Records supplied:
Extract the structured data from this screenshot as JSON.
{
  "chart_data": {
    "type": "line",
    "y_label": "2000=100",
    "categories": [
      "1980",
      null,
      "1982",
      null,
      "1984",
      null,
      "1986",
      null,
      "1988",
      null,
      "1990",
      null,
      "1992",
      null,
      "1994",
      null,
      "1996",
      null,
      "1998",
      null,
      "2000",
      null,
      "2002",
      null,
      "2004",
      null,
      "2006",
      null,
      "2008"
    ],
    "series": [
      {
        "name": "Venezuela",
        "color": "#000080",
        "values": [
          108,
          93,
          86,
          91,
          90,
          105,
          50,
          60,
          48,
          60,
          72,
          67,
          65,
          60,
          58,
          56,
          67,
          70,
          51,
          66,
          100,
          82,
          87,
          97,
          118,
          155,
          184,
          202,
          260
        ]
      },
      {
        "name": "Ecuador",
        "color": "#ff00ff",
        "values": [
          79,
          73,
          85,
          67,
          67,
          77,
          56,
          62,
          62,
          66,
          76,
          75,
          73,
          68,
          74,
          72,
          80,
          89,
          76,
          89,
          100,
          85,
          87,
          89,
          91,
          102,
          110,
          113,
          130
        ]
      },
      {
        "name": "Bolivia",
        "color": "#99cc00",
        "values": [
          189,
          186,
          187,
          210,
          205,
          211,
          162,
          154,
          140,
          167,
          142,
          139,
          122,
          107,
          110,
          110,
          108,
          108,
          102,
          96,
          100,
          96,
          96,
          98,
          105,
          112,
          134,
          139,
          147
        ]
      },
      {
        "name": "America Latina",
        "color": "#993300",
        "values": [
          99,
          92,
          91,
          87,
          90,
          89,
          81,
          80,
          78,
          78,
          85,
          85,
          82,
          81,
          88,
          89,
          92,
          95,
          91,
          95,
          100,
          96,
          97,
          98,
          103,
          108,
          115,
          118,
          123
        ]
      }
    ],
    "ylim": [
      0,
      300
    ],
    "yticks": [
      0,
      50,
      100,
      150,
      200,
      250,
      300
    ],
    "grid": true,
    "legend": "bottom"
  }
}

Direction:
Count the lines in the records above that contain the word "color", and reply with only that number.

Solution:
4